__WRITTEN REQUEST 1__
Name every person other than Tranquada who is mentioned in the profile of Tranquada below.

__EXCERPT__
▶

Tranquada, who joined Occidental in 2000, will be retiring in June. Through five college presidencies (not including interims, he noted), he has been sending concise notifications on all manners of news-you-can-use, from beekeepers on campus to storm preparations.
“Those, I hope, have been helpful. And in some cases reassuring, but always informative,” Tranquada said.
But Tranquada writes in a lot more genres than emails — and he knows as much about Occidental’s history as he knows about its news. In an email announcing Tranquada’s retirement, President Harry Elam said that Tranquada serves as the institutional memory.
“I’ve been here longer than most Oxy students have been alive,” Tranquada said. “Because of the generational nature of students, because they’re only here for four years, it’s easy to lose track of institutional history. And I think it’s important not to do that.”
Tranquada wrote the “Our History” page of Occidental’s website and is perpetually quoted in The Occidental‘s own coverage. Occidental Publications Editor Dick Anderson said the two have chronicled the ongoing life of the college, going deep into Special Collections to explore events from student protests to athletic rivalries to the founding of the college. Laura Paisley, the director of Occidental’s website and content strategy, said Tranquada is a fountain of knowledge.
“When we’re talking about writing a story about someone or we get a pitch, Jim can always pop in and say, ‘Oh, we wrote a story about that person in 2001,'” Paisley said.
Tranquada is a native Angeleno; his great-grandparents lived on Townsend Avenue and his grandmother attended Franklin High School. After graduating from Stanford with a history degree, he began as a reporter at the Los Angeles Daily News. He said working as a general assignment reporter got him accustomed to writing about a wide variety of topics on a short deadline.
“The research that I’ve done, in part, is just a reporter’s desire to answer a question,” Tranquada said. “I’m curious. I don’t know, how does that work? Who is responsible for that? What is that process? When did we start doing this?”
Tranquada said that when he arrived at Occidental, there was a widely held belief that the Pomona v. Occidental football game was the oldest collegiate rivalry west of the Mississippi. But Tranquada decided to look into that further, and he found that his suspicions were correct: the Stanford-Cal rivalry was older.
“It had been repeated so often that it just became accepted as true, which is something you see throughout history,” Tranquada said.
When Barack Obama was on his first presidential campaign, many people subscribed to the false idea that Obama, who attended Occidental between 1979 and 1981, was not an American citizen. These “birthers” called or emailed the college from around the country to assert this theory, and Tranquada would get into a conversation to explain that it was not true.
“I really enjoyed talking to those people, because they often wrote or called just to vent, and they were always surprised when someone called them back and gave them the facts,” Tranquada said.

◀

__WRITTEN REQUEST 2__
Render the stretch of the records below from their start through the line containing "density-chart-title: Plasma Density" as a JSON list of strings, one string per line, leaving out blank lines.

__DATASET__
▶

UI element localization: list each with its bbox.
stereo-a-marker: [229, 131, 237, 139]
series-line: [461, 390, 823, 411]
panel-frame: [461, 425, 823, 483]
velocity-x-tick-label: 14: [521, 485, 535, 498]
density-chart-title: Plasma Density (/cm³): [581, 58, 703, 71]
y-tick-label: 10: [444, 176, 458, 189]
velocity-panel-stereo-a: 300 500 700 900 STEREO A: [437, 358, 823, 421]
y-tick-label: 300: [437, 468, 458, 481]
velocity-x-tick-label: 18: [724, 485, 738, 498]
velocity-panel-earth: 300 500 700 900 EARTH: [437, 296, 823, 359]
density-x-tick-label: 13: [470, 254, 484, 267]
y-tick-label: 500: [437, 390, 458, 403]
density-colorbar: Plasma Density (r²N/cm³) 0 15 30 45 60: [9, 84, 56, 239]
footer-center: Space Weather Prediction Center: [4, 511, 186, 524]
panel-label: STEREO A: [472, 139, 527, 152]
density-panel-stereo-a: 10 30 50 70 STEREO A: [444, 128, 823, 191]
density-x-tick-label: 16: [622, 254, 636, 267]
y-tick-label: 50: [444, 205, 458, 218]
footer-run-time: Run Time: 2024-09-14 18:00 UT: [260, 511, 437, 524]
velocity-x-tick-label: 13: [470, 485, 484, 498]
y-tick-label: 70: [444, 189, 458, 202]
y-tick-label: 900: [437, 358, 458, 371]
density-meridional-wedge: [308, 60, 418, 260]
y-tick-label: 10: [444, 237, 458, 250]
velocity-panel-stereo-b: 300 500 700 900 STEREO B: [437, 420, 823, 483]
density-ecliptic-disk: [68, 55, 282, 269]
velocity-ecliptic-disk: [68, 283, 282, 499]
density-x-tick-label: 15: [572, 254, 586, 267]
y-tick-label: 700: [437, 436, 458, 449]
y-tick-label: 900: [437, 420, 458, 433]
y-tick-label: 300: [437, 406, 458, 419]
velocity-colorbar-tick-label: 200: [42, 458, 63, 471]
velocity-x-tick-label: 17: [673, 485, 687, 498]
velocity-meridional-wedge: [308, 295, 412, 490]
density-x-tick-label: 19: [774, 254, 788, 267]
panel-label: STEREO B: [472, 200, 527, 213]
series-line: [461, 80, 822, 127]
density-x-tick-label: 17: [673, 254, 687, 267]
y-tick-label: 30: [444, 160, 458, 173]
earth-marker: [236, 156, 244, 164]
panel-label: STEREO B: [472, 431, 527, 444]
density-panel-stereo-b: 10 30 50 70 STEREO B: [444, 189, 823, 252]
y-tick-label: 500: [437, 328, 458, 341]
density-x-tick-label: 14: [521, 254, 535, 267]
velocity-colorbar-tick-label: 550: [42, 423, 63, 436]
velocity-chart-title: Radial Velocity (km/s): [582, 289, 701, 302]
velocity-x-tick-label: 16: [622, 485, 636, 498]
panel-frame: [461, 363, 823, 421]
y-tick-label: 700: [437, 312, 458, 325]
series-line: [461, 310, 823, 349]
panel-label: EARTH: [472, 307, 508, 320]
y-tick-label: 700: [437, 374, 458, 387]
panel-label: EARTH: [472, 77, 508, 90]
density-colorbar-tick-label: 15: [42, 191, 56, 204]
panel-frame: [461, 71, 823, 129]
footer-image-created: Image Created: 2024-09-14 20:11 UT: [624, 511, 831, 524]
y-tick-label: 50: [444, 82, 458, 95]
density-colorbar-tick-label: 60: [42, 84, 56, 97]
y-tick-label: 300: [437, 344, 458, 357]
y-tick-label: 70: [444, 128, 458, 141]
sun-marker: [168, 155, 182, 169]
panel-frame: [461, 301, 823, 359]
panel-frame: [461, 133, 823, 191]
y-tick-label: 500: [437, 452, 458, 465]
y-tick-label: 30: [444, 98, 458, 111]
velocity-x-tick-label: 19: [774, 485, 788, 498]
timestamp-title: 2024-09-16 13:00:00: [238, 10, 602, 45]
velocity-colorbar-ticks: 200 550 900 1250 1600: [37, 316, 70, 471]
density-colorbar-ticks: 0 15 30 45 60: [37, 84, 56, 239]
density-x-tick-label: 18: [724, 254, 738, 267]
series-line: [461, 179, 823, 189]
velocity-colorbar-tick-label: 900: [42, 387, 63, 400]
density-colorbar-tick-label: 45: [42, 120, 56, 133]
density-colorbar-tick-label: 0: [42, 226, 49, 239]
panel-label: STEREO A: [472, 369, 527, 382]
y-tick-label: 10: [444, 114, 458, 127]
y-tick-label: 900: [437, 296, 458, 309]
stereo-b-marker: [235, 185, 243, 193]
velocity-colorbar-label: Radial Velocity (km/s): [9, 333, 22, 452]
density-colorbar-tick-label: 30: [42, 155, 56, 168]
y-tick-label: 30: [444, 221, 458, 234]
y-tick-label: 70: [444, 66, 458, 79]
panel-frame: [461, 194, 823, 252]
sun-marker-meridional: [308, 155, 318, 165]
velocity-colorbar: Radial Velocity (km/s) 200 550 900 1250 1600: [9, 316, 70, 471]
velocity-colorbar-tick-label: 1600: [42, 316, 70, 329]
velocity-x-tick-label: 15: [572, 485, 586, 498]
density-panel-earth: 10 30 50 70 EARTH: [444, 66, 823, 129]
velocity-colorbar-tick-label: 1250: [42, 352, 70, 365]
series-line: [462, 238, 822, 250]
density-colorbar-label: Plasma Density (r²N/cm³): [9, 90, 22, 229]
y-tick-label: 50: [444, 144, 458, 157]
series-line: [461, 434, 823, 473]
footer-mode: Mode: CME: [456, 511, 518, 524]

◀

__PROBLEM SOLUTION 1__
Harry Elam, Dick Anderson, Laura Paisley, Barack Obama

__PROBLEM SOLUTION 2__
[
  "UI element localization: list each with its bbox.",
  "stereo-a-marker: [229, 131, 237, 139]",
  "series-line: [461, 390, 823, 411]",
  "panel-frame: [461, 425, 823, 483]",
  "velocity-x-tick-label: 14: [521, 485, 535, 498]",
  "density-chart-title: Plasma Density (/cm³): [581, 58, 703, 71]"
]